**EXERCISE REQUIREMENTS**
Below are the records. Gather each line that holds "score".

# EXCERPTED RECORDS start

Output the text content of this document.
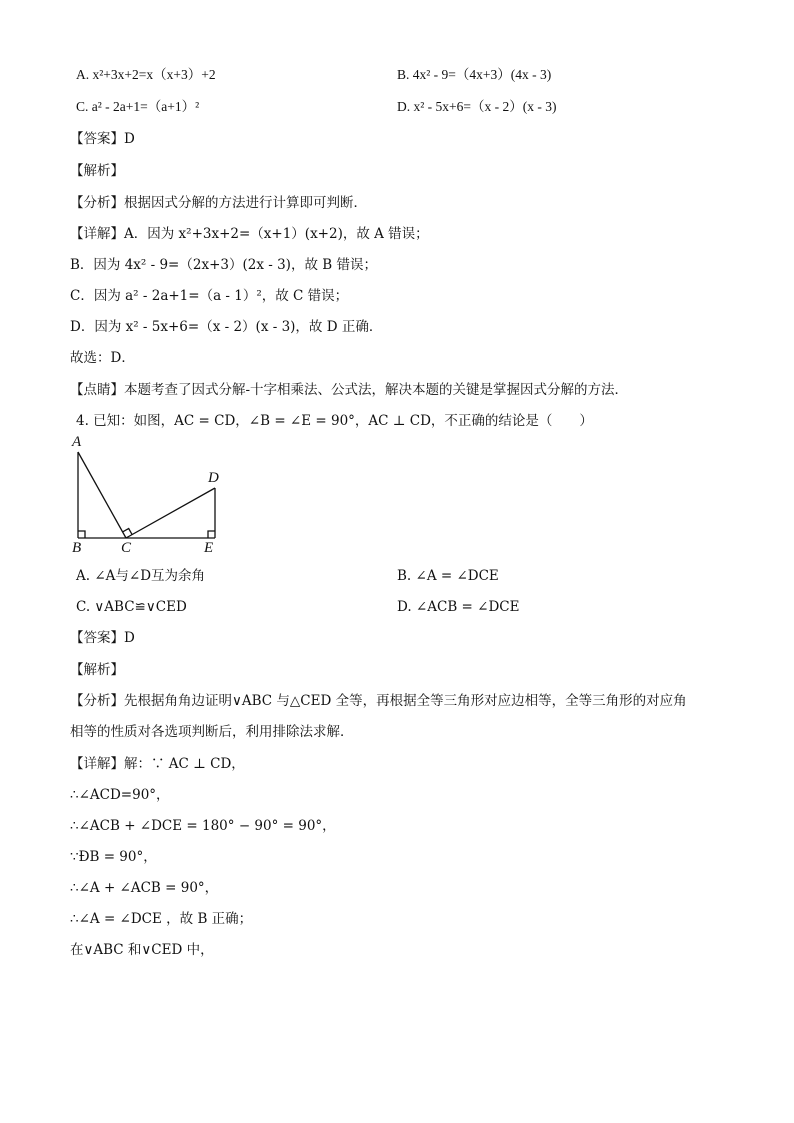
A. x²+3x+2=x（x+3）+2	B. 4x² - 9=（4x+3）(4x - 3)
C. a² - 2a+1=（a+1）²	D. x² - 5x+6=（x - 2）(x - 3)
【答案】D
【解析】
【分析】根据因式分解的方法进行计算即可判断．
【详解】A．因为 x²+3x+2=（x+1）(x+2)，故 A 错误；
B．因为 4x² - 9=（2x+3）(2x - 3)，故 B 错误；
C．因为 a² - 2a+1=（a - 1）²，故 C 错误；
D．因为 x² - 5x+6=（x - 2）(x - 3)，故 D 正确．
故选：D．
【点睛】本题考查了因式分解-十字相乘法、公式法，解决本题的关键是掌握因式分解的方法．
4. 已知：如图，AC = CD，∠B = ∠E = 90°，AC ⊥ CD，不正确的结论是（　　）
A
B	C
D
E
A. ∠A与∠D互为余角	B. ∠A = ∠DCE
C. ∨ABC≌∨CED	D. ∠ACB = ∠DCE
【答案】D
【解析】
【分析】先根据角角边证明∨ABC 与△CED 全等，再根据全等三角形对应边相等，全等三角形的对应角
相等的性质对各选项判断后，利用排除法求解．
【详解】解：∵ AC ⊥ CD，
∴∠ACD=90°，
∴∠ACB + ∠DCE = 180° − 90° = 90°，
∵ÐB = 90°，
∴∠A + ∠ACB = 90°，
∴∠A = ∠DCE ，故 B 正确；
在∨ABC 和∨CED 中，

# EXCERPTED RECORDS end
# EXCERPTED RECORDS start

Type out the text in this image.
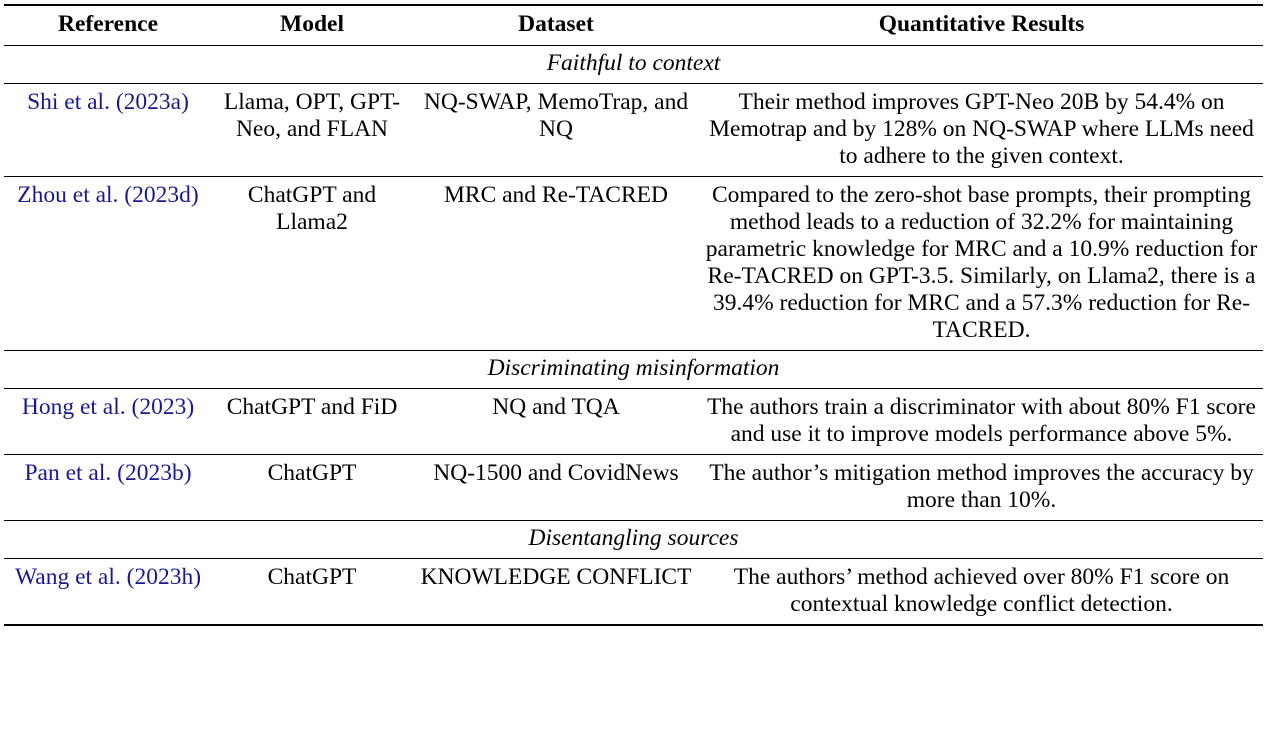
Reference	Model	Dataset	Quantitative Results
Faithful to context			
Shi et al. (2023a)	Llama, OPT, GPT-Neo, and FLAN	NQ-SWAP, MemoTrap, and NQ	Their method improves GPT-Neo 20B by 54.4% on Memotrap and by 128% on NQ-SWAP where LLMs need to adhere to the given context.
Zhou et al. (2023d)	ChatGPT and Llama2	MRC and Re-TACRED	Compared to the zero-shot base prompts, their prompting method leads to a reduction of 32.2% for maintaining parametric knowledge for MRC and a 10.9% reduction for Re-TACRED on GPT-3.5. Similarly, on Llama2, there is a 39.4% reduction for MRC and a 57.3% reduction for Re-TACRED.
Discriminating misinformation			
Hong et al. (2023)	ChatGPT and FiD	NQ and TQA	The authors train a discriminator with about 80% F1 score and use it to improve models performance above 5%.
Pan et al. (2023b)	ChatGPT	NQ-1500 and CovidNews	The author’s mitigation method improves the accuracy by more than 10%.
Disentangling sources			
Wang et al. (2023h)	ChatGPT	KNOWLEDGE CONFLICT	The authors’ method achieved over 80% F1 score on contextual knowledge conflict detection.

# EXCERPTED RECORDS end

**OUTPUT OF THE TASK**
Hong et al. (2023)	ChatGPT and FiD	NQ and TQA	The authors train a discriminator with about 80% F1 score and use it to improve models performance above 5%.
Wang et al. (2023h)	ChatGPT	KNOWLEDGE CONFLICT	The authors’ method achieved over 80% F1 score on contextual knowledge conflict detection.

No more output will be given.